[BEGIN Data shown]
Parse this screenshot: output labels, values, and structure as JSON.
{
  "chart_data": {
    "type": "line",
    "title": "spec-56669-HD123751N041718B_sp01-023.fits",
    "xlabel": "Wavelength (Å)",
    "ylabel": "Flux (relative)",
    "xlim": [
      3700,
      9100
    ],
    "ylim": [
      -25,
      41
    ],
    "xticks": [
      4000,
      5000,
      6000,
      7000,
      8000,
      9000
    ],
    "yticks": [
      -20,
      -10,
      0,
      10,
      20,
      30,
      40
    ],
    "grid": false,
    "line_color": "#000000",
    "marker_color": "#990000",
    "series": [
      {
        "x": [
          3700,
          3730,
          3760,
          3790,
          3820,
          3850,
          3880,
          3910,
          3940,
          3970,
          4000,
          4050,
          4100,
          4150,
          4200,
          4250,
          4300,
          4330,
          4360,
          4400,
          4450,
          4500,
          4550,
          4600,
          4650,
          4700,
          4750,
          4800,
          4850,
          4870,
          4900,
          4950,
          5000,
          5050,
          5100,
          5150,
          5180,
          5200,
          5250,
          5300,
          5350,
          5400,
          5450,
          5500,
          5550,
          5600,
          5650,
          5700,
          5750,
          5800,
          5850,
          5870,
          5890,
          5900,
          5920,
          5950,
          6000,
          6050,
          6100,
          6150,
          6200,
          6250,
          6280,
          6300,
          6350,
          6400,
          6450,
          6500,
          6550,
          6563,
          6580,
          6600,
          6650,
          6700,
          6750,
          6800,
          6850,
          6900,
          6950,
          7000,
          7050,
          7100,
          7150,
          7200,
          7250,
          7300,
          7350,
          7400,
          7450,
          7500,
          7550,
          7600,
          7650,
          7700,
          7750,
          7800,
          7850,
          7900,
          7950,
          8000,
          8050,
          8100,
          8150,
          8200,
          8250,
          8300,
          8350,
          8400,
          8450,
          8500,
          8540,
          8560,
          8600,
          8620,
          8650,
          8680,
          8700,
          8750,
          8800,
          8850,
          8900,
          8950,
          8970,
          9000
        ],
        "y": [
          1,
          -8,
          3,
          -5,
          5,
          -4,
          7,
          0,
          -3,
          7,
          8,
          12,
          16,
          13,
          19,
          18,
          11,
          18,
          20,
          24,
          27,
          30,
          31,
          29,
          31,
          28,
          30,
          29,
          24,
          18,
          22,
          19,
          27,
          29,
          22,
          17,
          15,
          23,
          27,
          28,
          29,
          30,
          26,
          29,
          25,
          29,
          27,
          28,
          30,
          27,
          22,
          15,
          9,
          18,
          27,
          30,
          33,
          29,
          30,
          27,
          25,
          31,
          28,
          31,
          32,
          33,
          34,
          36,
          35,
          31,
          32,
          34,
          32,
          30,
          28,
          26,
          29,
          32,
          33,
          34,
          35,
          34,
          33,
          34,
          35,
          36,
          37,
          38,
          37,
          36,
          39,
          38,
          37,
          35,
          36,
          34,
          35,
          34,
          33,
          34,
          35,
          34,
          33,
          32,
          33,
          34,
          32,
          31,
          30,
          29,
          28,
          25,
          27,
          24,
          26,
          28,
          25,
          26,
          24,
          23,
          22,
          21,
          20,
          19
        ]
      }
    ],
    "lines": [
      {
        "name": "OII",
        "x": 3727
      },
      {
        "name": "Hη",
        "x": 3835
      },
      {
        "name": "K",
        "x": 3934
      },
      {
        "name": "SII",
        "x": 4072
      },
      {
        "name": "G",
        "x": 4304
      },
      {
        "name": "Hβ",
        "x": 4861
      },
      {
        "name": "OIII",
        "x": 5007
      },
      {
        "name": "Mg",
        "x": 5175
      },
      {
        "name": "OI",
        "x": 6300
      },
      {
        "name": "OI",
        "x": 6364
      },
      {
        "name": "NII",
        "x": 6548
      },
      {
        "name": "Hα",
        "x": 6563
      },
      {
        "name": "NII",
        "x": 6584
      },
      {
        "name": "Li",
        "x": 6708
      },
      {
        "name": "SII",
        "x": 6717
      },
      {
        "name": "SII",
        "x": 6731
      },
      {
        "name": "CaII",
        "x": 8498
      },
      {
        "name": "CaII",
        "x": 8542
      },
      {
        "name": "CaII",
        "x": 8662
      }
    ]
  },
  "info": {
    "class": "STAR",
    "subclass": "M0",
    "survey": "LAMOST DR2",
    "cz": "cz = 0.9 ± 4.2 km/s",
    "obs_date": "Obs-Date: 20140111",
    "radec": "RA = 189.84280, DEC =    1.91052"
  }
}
[END Data shown]
Short exercise — Transcribe the data. Leave every line exactly as it is.

Correct output —
Parse this screenshot: output labels, values, and structure as JSON.
{
  "chart_data": {
    "type": "line",
    "title": "spec-56669-HD123751N041718B_sp01-023.fits",
    "xlabel": "Wavelength (Å)",
    "ylabel": "Flux (relative)",
    "xlim": [
      3700,
      9100
    ],
    "ylim": [
      -25,
      41
    ],
    "xticks": [
      4000,
      5000,
      6000,
      7000,
      8000,
      9000
    ],
    "yticks": [
      -20,
      -10,
      0,
      10,
      20,
      30,
      40
    ],
    "grid": false,
    "line_color": "#000000",
    "marker_color": "#990000",
    "series": [
      {
        "x": [
          3700,
          3730,
          3760,
          3790,
          3820,
          3850,
          3880,
          3910,
          3940,
          3970,
          4000,
          4050,
          4100,
          4150,
          4200,
          4250,
          4300,
          4330,
          4360,
          4400,
          4450,
          4500,
          4550,
          4600,
          4650,
          4700,
          4750,
          4800,
          4850,
          4870,
          4900,
          4950,
          5000,
          5050,
          5100,
          5150,
          5180,
          5200,
          5250,
          5300,
          5350,
          5400,
          5450,
          5500,
          5550,
          5600,
          5650,
          5700,
          5750,
          5800,
          5850,
          5870,
          5890,
          5900,
          5920,
          5950,
          6000,
          6050,
          6100,
          6150,
          6200,
          6250,
          6280,
          6300,
          6350,
          6400,
          6450,
          6500,
          6550,
          6563,
          6580,
          6600,
          6650,
          6700,
          6750,
          6800,
          6850,
          6900,
          6950,
          7000,
          7050,
          7100,
          7150,
          7200,
          7250,
          7300,
          7350,
          7400,
          7450,
          7500,
          7550,
          7600,
          7650,
          7700,
          7750,
          7800,
          7850,
          7900,
          7950,
          8000,
          8050,
          8100,
          8150,
          8200,
          8250,
          8300,
          8350,
          8400,
          8450,
          8500,
          8540,
          8560,
          8600,
          8620,
          8650,
          8680,
          8700,
          8750,
          8800,
          8850,
          8900,
          8950,
          8970,
          9000
        ],
        "y": [
          1,
          -8,
          3,
          -5,
          5,
          -4,
          7,
          0,
          -3,
          7,
          8,
          12,
          16,
          13,
          19,
          18,
          11,
          18,
          20,
          24,
          27,
          30,
          31,
          29,
          31,
          28,
          30,
          29,
          24,
          18,
          22,
          19,
          27,
          29,
          22,
          17,
          15,
          23,
          27,
          28,
          29,
          30,
          26,
          29,
          25,
          29,
          27,
          28,
          30,
          27,
          22,
          15,
          9,
          18,
          27,
          30,
          33,
          29,
          30,
          27,
          25,
          31,
          28,
          31,
          32,
          33,
          34,
          36,
          35,
          31,
          32,
          34,
          32,
          30,
          28,
          26,
          29,
          32,
          33,
          34,
          35,
          34,
          33,
          34,
          35,
          36,
          37,
          38,
          37,
          36,
          39,
          38,
          37,
          35,
          36,
          34,
          35,
          34,
          33,
          34,
          35,
          34,
          33,
          32,
          33,
          34,
          32,
          31,
          30,
          29,
          28,
          25,
          27,
          24,
          26,
          28,
          25,
          26,
          24,
          23,
          22,
          21,
          20,
          19
        ]
      }
    ],
    "lines": [
      {
        "name": "OII",
        "x": 3727
      },
      {
        "name": "Hη",
        "x": 3835
      },
      {
        "name": "K",
        "x": 3934
      },
      {
        "name": "SII",
        "x": 4072
      },
      {
        "name": "G",
        "x": 4304
      },
      {
        "name": "Hβ",
        "x": 4861
      },
      {
        "name": "OIII",
        "x": 5007
      },
      {
        "name": "Mg",
        "x": 5175
      },
      {
        "name": "OI",
        "x": 6300
      },
      {
        "name": "OI",
        "x": 6364
      },
      {
        "name": "NII",
        "x": 6548
      },
      {
        "name": "Hα",
        "x": 6563
      },
      {
        "name": "NII",
        "x": 6584
      },
      {
        "name": "Li",
        "x": 6708
      },
      {
        "name": "SII",
        "x": 6717
      },
      {
        "name": "SII",
        "x": 6731
      },
      {
        "name": "CaII",
        "x": 8498
      },
      {
        "name": "CaII",
        "x": 8542
      },
      {
        "name": "CaII",
        "x": 8662
      }
    ]
  },
  "info": {
    "class": "STAR",
    "subclass": "M0",
    "survey": "LAMOST DR2",
    "cz": "cz = 0.9 ± 4.2 km/s",
    "obs_date": "Obs-Date: 20140111",
    "radec": "RA = 189.84280, DEC =    1.91052"
  }
}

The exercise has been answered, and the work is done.